Prompt = Each line that contains the string "title" counts once; report how many such lines appear in the data, as a number only.

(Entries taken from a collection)
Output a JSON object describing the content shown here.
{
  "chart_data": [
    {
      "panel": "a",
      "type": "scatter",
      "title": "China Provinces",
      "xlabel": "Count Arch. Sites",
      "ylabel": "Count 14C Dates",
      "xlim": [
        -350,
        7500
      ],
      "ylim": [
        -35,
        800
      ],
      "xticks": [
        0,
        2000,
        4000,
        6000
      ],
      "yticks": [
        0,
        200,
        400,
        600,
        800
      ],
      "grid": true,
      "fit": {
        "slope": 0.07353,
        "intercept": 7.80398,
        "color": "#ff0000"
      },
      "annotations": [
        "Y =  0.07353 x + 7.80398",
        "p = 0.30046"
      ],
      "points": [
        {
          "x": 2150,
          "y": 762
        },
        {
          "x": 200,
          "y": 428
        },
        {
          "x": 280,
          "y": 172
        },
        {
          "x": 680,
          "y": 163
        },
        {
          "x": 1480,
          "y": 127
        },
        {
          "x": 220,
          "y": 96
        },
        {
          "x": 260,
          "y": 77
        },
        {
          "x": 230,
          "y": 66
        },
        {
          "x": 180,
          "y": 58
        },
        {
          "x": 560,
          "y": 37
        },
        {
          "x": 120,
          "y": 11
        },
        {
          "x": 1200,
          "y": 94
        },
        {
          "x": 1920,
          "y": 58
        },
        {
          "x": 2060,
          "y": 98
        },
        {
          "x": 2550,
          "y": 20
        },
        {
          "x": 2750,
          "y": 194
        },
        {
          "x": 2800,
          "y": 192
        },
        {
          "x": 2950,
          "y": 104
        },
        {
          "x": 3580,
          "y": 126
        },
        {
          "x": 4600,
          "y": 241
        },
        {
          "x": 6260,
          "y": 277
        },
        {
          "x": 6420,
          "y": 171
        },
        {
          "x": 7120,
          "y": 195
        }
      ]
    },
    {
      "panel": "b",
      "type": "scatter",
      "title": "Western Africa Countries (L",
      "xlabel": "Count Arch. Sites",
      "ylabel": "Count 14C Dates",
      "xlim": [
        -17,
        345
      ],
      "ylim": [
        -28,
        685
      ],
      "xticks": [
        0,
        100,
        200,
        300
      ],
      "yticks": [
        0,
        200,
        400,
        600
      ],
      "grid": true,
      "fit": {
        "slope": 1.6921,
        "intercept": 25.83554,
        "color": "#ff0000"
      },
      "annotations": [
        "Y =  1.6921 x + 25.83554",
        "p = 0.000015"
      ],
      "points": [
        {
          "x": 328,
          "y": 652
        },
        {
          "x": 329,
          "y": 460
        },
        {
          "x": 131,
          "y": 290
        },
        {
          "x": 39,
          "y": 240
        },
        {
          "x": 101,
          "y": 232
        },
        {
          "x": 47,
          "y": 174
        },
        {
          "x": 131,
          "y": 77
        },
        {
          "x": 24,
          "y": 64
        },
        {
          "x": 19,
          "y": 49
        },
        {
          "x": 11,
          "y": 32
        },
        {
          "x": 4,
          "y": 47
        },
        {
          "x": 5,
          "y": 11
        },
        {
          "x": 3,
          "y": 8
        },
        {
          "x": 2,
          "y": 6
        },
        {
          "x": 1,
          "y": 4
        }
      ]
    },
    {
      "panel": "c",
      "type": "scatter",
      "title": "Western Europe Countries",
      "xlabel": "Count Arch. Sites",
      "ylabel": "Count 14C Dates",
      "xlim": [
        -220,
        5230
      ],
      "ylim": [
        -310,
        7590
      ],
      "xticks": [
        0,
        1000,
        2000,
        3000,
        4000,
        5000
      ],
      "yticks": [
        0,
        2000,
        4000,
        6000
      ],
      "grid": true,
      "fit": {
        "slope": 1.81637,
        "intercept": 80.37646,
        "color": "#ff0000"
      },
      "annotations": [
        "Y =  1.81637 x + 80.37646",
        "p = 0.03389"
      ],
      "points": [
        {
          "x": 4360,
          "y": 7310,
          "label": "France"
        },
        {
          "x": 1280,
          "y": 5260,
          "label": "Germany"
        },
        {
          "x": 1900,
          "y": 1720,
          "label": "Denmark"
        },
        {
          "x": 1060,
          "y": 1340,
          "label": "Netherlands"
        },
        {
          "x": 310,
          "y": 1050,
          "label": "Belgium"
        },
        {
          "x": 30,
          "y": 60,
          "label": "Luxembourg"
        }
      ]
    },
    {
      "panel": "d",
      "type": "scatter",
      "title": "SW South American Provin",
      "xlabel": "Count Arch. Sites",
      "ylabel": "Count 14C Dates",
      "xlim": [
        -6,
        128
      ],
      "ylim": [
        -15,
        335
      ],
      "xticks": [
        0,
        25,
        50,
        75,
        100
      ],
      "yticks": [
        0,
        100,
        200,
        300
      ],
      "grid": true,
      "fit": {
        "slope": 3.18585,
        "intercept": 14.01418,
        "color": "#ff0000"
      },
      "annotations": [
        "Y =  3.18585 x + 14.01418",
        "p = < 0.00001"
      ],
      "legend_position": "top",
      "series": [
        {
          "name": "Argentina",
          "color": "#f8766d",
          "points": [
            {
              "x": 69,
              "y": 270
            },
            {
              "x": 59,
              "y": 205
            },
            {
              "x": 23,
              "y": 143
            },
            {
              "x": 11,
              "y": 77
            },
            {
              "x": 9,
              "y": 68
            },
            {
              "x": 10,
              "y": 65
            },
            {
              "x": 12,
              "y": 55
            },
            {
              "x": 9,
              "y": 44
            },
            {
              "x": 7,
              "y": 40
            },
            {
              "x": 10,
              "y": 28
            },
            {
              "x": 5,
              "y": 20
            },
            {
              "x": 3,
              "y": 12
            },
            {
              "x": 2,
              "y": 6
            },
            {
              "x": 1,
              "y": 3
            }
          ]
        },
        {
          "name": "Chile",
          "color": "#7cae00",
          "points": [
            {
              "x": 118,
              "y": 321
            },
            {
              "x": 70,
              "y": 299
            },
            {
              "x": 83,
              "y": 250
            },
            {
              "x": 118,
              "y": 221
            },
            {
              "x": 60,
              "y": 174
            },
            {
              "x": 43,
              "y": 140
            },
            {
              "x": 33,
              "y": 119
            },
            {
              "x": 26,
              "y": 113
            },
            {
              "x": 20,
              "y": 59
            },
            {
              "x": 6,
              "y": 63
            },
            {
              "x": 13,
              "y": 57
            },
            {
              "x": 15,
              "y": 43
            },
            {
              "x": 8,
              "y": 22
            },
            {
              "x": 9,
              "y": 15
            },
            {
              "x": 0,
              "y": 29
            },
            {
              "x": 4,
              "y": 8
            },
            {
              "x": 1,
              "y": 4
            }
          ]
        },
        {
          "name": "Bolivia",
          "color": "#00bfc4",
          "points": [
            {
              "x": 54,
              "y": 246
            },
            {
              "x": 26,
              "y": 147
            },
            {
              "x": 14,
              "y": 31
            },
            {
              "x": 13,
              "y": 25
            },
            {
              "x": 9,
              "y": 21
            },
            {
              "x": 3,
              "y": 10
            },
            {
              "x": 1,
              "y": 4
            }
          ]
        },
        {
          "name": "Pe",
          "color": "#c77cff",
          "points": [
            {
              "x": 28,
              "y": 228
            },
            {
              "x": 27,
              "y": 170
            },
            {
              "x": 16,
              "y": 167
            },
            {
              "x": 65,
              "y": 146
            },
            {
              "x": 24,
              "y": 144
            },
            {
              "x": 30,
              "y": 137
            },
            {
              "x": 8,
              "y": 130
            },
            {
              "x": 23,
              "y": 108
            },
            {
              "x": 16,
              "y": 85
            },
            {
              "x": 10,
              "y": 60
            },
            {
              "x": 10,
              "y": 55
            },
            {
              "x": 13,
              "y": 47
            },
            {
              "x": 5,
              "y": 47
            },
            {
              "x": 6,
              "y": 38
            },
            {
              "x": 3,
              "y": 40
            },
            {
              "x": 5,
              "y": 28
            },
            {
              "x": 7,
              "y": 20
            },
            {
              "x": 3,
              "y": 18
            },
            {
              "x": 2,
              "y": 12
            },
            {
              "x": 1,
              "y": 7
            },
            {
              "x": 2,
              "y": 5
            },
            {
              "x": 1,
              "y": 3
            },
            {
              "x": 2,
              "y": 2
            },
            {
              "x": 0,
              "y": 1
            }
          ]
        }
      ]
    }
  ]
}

Result for this task = 4